→ **Given task**:
Copy nothing but the text: repeat each entry exactly and drop the images.
==================================================
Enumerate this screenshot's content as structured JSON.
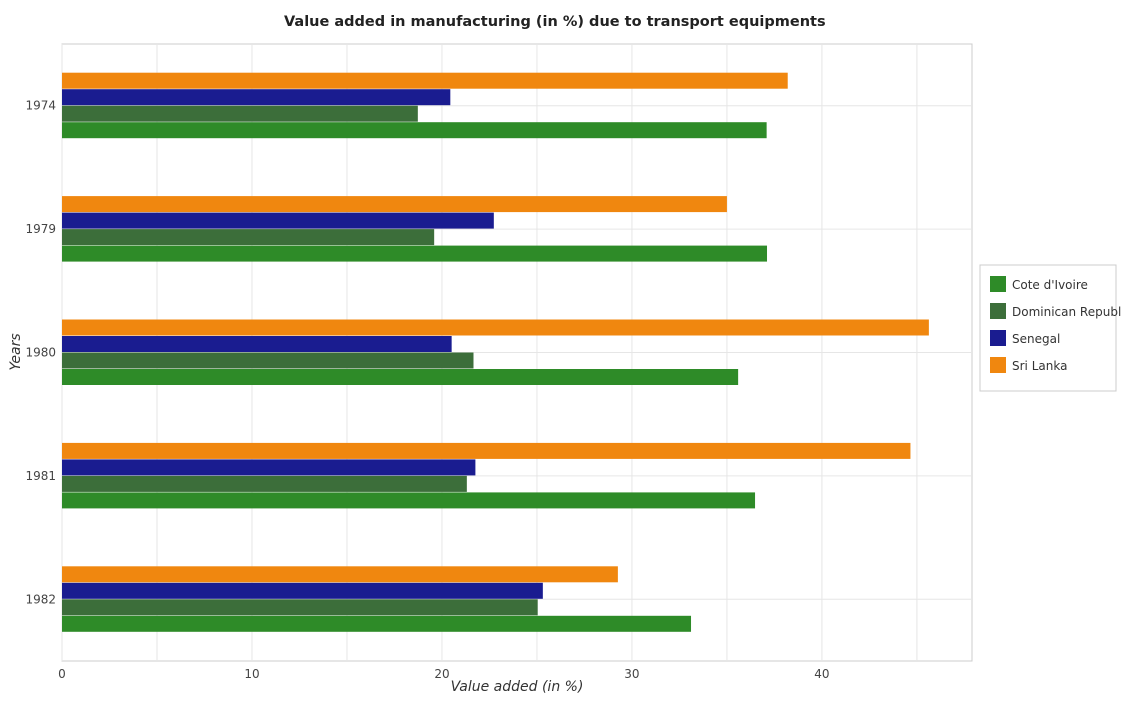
{
  "chart_data": {
    "type": "bar",
    "orientation": "horizontal",
    "title": "Value added in manufacturing (in %) due to transport equipments",
    "xlabel": "Value added (in %)",
    "ylabel": "Years",
    "categories": [
      "1974",
      "1979",
      "1980",
      "1981",
      "1982"
    ],
    "xlim": [
      0,
      47.9
    ],
    "xticks": [
      0,
      10,
      20,
      30,
      40
    ],
    "grid": true,
    "legend_position": "right",
    "series": [
      {
        "name": "Cote d'Ivoire",
        "color": "#2e8b28",
        "values": [
          37.09,
          37.11,
          35.59,
          36.48,
          33.11
        ]
      },
      {
        "name": "Dominican Republic",
        "color": "#3c6e3a",
        "values": [
          18.73,
          19.59,
          21.66,
          21.31,
          25.04
        ]
      },
      {
        "name": "Senegal",
        "color": "#1a1c90",
        "values": [
          20.44,
          22.73,
          20.51,
          21.76,
          25.31
        ]
      },
      {
        "name": "Sri Lanka",
        "color": "#f0870f",
        "values": [
          38.2,
          35.0,
          45.63,
          44.66,
          29.26
        ]
      }
    ]
  }
}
==================================================
→ **Exercise response**:
Enumerate this screenshot's content as structured JSON.
{
  "chart_data": {
    "type": "bar",
    "orientation": "horizontal",
    "title": "Value added in manufacturing (in %) due to transport equipments",
    "xlabel": "Value added (in %)",
    "ylabel": "Years",
    "categories": [
      "1974",
      "1979",
      "1980",
      "1981",
      "1982"
    ],
    "xlim": [
      0,
      47.9
    ],
    "xticks": [
      0,
      10,
      20,
      30,
      40
    ],
    "grid": true,
    "legend_position": "right",
    "series": [
      {
        "name": "Cote d'Ivoire",
        "color": "#2e8b28",
        "values": [
          37.09,
          37.11,
          35.59,
          36.48,
          33.11
        ]
      },
      {
        "name": "Dominican Republic",
        "color": "#3c6e3a",
        "values": [
          18.73,
          19.59,
          21.66,
          21.31,
          25.04
        ]
      },
      {
        "name": "Senegal",
        "color": "#1a1c90",
        "values": [
          20.44,
          22.73,
          20.51,
          21.76,
          25.31
        ]
      },
      {
        "name": "Sri Lanka",
        "color": "#f0870f",
        "values": [
          38.2,
          35.0,
          45.63,
          44.66,
          29.26
        ]
      }
    ]
  }
}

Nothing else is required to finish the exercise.